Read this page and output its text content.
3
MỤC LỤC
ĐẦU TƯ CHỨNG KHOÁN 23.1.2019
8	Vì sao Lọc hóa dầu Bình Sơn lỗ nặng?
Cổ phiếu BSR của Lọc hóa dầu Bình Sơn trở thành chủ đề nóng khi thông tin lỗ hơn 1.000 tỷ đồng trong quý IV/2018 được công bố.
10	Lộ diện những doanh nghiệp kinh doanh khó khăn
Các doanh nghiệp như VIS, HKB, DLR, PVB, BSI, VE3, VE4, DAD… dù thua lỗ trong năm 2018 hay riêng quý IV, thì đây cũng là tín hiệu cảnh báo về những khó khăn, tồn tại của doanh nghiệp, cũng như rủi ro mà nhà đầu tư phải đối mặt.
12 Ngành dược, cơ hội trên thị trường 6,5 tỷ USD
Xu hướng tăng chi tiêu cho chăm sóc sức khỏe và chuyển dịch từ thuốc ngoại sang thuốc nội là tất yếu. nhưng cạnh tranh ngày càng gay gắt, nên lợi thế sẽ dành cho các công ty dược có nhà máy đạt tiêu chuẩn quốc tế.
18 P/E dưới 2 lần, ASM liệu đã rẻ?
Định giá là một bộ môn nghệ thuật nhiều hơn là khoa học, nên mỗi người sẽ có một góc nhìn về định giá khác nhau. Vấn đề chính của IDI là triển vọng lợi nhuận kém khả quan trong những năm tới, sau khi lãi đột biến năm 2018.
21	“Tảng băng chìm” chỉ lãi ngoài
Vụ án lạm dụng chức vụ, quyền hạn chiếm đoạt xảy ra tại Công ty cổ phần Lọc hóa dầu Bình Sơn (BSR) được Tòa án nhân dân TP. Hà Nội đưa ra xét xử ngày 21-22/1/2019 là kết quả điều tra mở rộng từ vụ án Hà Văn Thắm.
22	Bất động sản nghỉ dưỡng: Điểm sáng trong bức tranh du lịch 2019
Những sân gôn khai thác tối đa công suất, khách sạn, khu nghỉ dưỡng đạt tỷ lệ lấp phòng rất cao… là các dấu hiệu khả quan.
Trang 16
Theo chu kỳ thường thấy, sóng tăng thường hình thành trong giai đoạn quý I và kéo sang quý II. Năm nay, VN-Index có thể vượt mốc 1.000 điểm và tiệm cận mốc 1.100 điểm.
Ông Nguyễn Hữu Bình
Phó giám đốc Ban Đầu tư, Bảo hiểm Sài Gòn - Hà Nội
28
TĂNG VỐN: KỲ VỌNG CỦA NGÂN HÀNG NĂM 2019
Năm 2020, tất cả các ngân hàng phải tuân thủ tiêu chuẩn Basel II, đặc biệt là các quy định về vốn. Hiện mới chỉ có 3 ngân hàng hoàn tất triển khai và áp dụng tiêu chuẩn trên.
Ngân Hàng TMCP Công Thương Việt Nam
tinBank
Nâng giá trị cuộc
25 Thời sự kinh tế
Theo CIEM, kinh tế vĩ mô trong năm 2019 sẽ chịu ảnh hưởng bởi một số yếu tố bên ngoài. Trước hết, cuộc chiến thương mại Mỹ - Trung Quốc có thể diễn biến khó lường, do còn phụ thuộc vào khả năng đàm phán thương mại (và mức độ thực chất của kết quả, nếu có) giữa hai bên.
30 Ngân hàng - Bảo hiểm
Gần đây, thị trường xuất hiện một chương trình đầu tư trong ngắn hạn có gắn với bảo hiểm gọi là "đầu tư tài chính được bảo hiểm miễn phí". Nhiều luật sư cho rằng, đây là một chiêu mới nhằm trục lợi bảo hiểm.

=-=-=-=-=

What to do -> Transcribe the entire listing above precisely.

The response ->
Read this page and output its text content.
3
MỤC LỤC
ĐẦU TƯ CHỨNG KHOÁN 23.1.2019
8	Vì sao Lọc hóa dầu Bình Sơn lỗ nặng?
Cổ phiếu BSR của Lọc hóa dầu Bình Sơn trở thành chủ đề nóng khi thông tin lỗ hơn 1.000 tỷ đồng trong quý IV/2018 được công bố.
10	Lộ diện những doanh nghiệp kinh doanh khó khăn
Các doanh nghiệp như VIS, HKB, DLR, PVB, BSI, VE3, VE4, DAD… dù thua lỗ trong năm 2018 hay riêng quý IV, thì đây cũng là tín hiệu cảnh báo về những khó khăn, tồn tại của doanh nghiệp, cũng như rủi ro mà nhà đầu tư phải đối mặt.
12 Ngành dược, cơ hội trên thị trường 6,5 tỷ USD
Xu hướng tăng chi tiêu cho chăm sóc sức khỏe và chuyển dịch từ thuốc ngoại sang thuốc nội là tất yếu. nhưng cạnh tranh ngày càng gay gắt, nên lợi thế sẽ dành cho các công ty dược có nhà máy đạt tiêu chuẩn quốc tế.
18 P/E dưới 2 lần, ASM liệu đã rẻ?
Định giá là một bộ môn nghệ thuật nhiều hơn là khoa học, nên mỗi người sẽ có một góc nhìn về định giá khác nhau. Vấn đề chính của IDI là triển vọng lợi nhuận kém khả quan trong những năm tới, sau khi lãi đột biến năm 2018.
21	“Tảng băng chìm” chỉ lãi ngoài
Vụ án lạm dụng chức vụ, quyền hạn chiếm đoạt xảy ra tại Công ty cổ phần Lọc hóa dầu Bình Sơn (BSR) được Tòa án nhân dân TP. Hà Nội đưa ra xét xử ngày 21-22/1/2019 là kết quả điều tra mở rộng từ vụ án Hà Văn Thắm.
22	Bất động sản nghỉ dưỡng: Điểm sáng trong bức tranh du lịch 2019
Những sân gôn khai thác tối đa công suất, khách sạn, khu nghỉ dưỡng đạt tỷ lệ lấp phòng rất cao… là các dấu hiệu khả quan.
Trang 16
Theo chu kỳ thường thấy, sóng tăng thường hình thành trong giai đoạn quý I và kéo sang quý II. Năm nay, VN-Index có thể vượt mốc 1.000 điểm và tiệm cận mốc 1.100 điểm.
Ông Nguyễn Hữu Bình
Phó giám đốc Ban Đầu tư, Bảo hiểm Sài Gòn - Hà Nội
28
TĂNG VỐN: KỲ VỌNG CỦA NGÂN HÀNG NĂM 2019
Năm 2020, tất cả các ngân hàng phải tuân thủ tiêu chuẩn Basel II, đặc biệt là các quy định về vốn. Hiện mới chỉ có 3 ngân hàng hoàn tất triển khai và áp dụng tiêu chuẩn trên.
Ngân Hàng TMCP Công Thương Việt Nam
tinBank
Nâng giá trị cuộc
25 Thời sự kinh tế
Theo CIEM, kinh tế vĩ mô trong năm 2019 sẽ chịu ảnh hưởng bởi một số yếu tố bên ngoài. Trước hết, cuộc chiến thương mại Mỹ - Trung Quốc có thể diễn biến khó lường, do còn phụ thuộc vào khả năng đàm phán thương mại (và mức độ thực chất của kết quả, nếu có) giữa hai bên.
30 Ngân hàng - Bảo hiểm
Gần đây, thị trường xuất hiện một chương trình đầu tư trong ngắn hạn có gắn với bảo hiểm gọi là "đầu tư tài chính được bảo hiểm miễn phí". Nhiều luật sư cho rằng, đây là một chiêu mới nhằm trục lợi bảo hiểm.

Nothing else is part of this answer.